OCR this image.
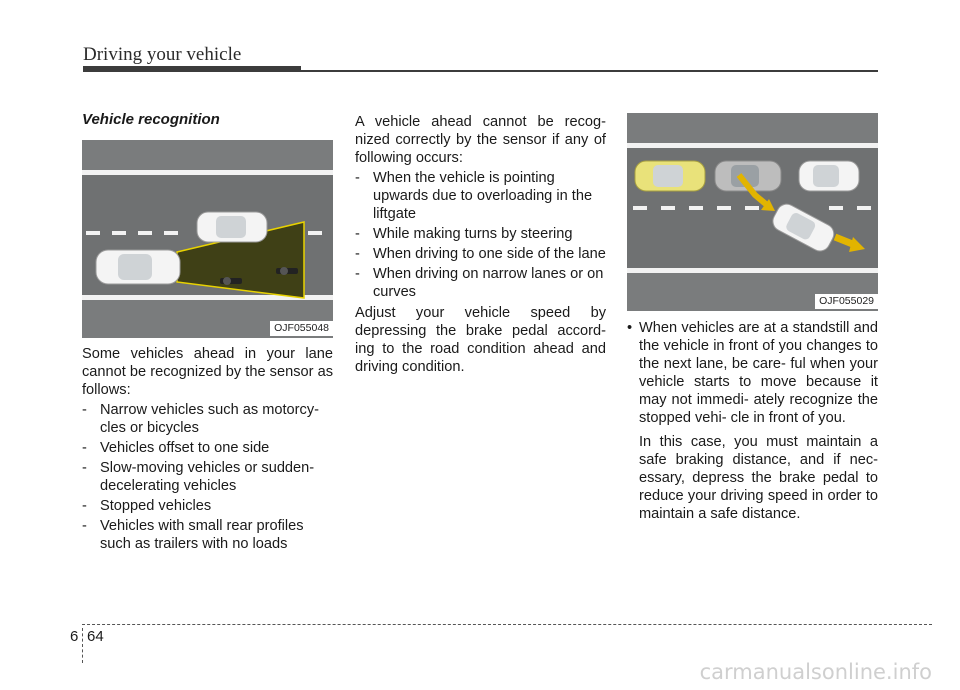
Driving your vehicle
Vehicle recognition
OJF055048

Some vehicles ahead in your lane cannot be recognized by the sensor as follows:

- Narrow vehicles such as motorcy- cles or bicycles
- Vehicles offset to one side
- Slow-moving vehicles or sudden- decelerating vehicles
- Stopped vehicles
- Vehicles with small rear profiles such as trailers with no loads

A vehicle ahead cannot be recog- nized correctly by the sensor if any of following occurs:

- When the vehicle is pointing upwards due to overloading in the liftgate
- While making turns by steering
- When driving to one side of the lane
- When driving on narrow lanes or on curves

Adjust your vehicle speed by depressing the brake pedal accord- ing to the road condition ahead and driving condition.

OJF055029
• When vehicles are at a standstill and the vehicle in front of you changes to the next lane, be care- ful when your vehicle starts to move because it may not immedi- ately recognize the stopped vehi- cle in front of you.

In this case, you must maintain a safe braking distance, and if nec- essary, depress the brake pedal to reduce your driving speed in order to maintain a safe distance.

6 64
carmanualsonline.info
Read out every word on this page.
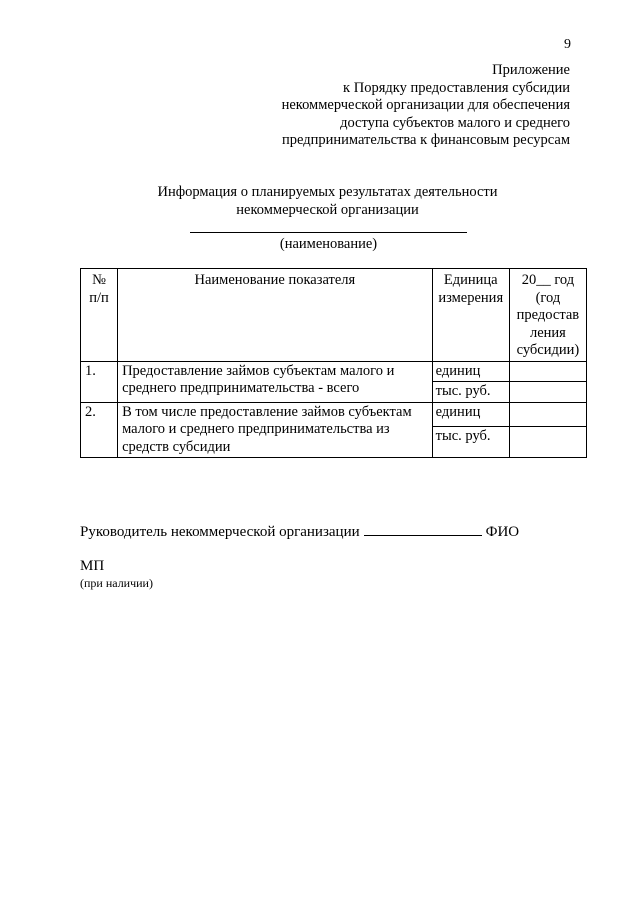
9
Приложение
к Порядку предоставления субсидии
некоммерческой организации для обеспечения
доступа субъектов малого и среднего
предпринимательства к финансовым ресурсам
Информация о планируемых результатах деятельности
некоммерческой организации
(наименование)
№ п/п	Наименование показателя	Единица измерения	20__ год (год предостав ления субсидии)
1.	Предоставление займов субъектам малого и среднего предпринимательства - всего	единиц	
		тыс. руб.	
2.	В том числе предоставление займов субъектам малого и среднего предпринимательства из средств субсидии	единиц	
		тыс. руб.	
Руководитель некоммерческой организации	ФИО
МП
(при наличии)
---
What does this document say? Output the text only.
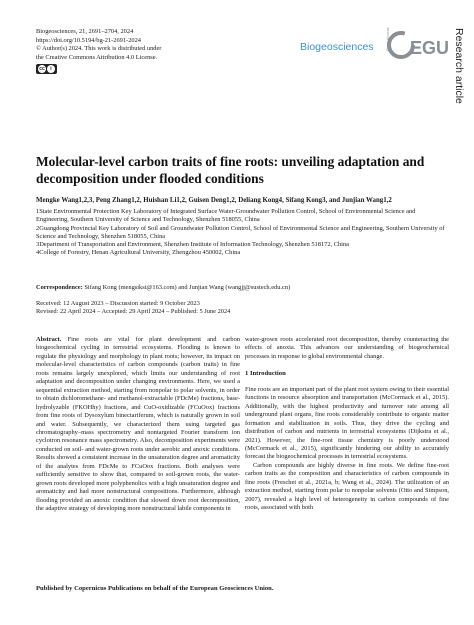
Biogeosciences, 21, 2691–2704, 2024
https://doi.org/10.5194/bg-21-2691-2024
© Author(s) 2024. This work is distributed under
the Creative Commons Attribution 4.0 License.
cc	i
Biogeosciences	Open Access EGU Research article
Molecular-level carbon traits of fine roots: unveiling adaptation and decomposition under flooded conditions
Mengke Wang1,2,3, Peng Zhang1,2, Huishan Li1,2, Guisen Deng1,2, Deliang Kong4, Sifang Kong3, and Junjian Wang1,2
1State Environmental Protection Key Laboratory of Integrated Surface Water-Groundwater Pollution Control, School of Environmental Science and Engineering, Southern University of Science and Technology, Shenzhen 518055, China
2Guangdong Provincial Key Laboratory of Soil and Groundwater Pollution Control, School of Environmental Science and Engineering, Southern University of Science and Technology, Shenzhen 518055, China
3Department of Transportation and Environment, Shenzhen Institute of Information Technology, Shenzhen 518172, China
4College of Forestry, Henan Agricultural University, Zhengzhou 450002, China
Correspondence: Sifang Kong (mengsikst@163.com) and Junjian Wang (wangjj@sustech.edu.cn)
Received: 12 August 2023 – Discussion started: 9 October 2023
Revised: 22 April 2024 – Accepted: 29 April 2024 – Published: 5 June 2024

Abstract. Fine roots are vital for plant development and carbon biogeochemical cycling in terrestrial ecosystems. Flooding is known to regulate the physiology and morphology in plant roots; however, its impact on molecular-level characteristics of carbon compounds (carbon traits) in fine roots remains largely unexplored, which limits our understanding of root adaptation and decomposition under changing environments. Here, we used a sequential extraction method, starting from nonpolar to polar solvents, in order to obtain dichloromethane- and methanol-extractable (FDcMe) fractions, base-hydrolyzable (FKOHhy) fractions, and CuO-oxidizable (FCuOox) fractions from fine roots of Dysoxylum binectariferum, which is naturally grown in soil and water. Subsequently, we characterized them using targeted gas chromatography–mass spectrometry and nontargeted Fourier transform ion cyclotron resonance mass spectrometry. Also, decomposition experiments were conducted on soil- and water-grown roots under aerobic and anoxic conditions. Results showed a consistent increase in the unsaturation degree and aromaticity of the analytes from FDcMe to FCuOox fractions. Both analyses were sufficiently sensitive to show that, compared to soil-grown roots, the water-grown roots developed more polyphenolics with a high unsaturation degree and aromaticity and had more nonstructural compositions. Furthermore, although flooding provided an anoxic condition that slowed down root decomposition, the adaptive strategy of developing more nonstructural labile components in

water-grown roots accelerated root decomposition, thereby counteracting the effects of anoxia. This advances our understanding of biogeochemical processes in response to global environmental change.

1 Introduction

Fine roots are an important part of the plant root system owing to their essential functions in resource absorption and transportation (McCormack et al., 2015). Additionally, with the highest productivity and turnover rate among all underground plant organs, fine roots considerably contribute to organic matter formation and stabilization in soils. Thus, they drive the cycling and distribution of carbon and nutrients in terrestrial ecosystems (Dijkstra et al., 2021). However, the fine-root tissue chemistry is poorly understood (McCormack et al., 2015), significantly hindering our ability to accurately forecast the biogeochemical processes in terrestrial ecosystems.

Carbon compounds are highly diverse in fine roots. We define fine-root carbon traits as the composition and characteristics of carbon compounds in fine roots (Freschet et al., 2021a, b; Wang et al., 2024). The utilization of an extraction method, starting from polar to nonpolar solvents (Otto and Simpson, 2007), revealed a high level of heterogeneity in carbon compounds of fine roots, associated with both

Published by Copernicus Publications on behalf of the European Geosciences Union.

● **What you will do**:
Identify and copy the lines holding the word "малого".

● **Output below**:
доступа субъектов малого и среднего
1.	Предоставление займов субъектам малого и среднего предпринимательства - всего	единиц	
2.	В том числе предоставление займов субъектам малого и среднего предпринимательства из средств субсидии	единиц	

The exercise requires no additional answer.